#### Task to complete
Your task is to transcribe all of the data below exactly, omitting the images.

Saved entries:
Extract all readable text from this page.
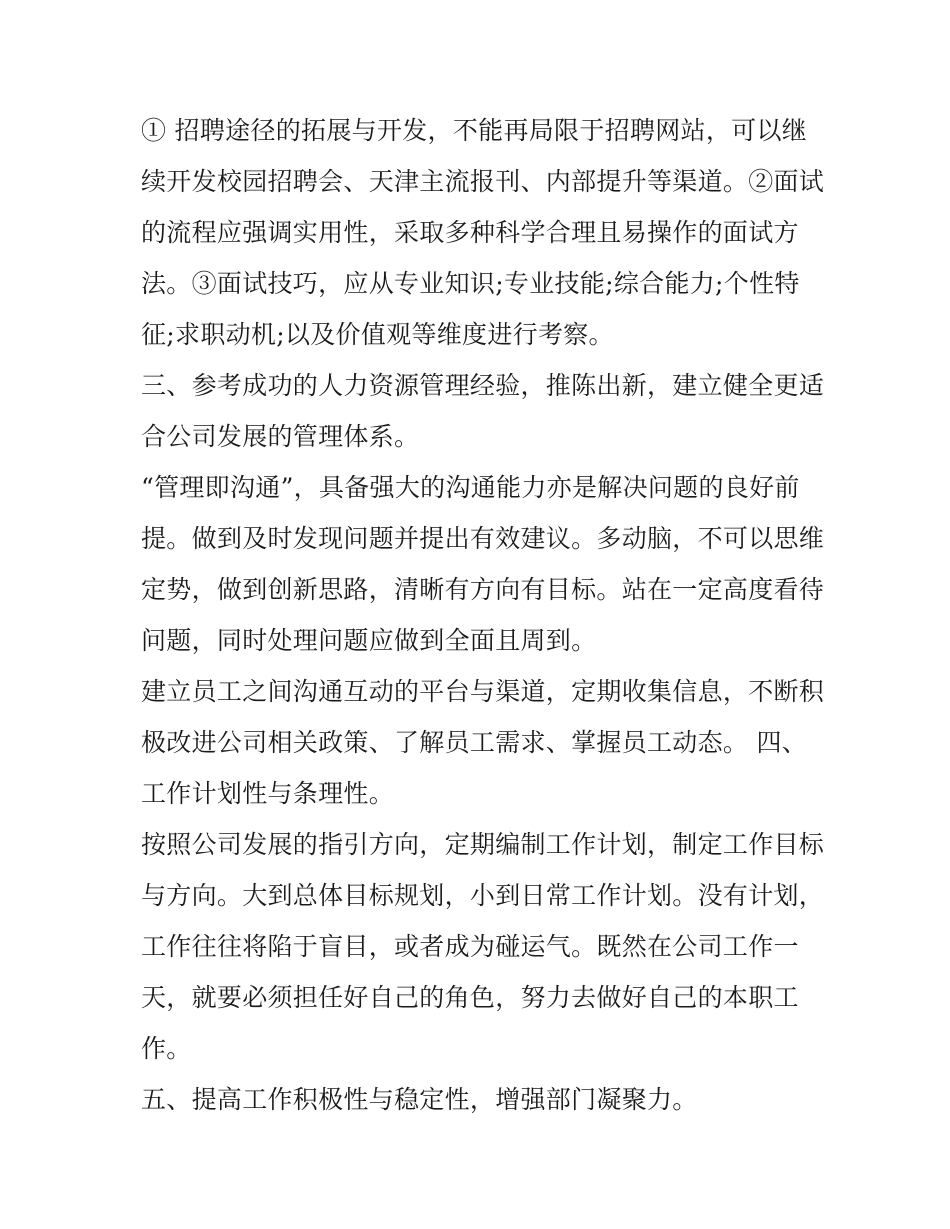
① 招聘途径的拓展与开发，不能再局限于招聘网站，可以继
续开发校园招聘会、天津主流报刊、内部提升等渠道。②面试
的流程应强调实用性，采取多种科学合理且易操作的面试方
法。③面试技巧，应从专业知识;专业技能;综合能力;个性特
征;求职动机;以及价值观等维度进行考察。
三、参考成功的人力资源管理经验，推陈出新，建立健全更适
合公司发展的管理体系。
“管理即沟通”，具备强大的沟通能力亦是解决问题的良好前
提。做到及时发现问题并提出有效建议。多动脑，不可以思维
定势，做到创新思路，清晰有方向有目标。站在一定高度看待
问题，同时处理问题应做到全面且周到。
建立员工之间沟通互动的平台与渠道，定期收集信息，不断积
极改进公司相关政策、了解员工需求、掌握员工动态。 四、
工作计划性与条理性。
按照公司发展的指引方向，定期编制工作计划，制定工作目标
与方向。大到总体目标规划，小到日常工作计划。没有计划，
工作往往将陷于盲目，或者成为碰运气。既然在公司工作一
天，就要必须担任好自己的角色，努力去做好自己的本职工
作。
五、提高工作积极性与稳定性，增强部门凝聚力。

#### Task response
Extract all readable text from this page.
① 招聘途径的拓展与开发，不能再局限于招聘网站，可以继
续开发校园招聘会、天津主流报刊、内部提升等渠道。②面试
的流程应强调实用性，采取多种科学合理且易操作的面试方
法。③面试技巧，应从专业知识;专业技能;综合能力;个性特
征;求职动机;以及价值观等维度进行考察。
三、参考成功的人力资源管理经验，推陈出新，建立健全更适
合公司发展的管理体系。
“管理即沟通”，具备强大的沟通能力亦是解决问题的良好前
提。做到及时发现问题并提出有效建议。多动脑，不可以思维
定势，做到创新思路，清晰有方向有目标。站在一定高度看待
问题，同时处理问题应做到全面且周到。
建立员工之间沟通互动的平台与渠道，定期收集信息，不断积
极改进公司相关政策、了解员工需求、掌握员工动态。 四、
工作计划性与条理性。
按照公司发展的指引方向，定期编制工作计划，制定工作目标
与方向。大到总体目标规划，小到日常工作计划。没有计划，
工作往往将陷于盲目，或者成为碰运气。既然在公司工作一
天，就要必须担任好自己的角色，努力去做好自己的本职工
作。
五、提高工作积极性与稳定性，增强部门凝聚力。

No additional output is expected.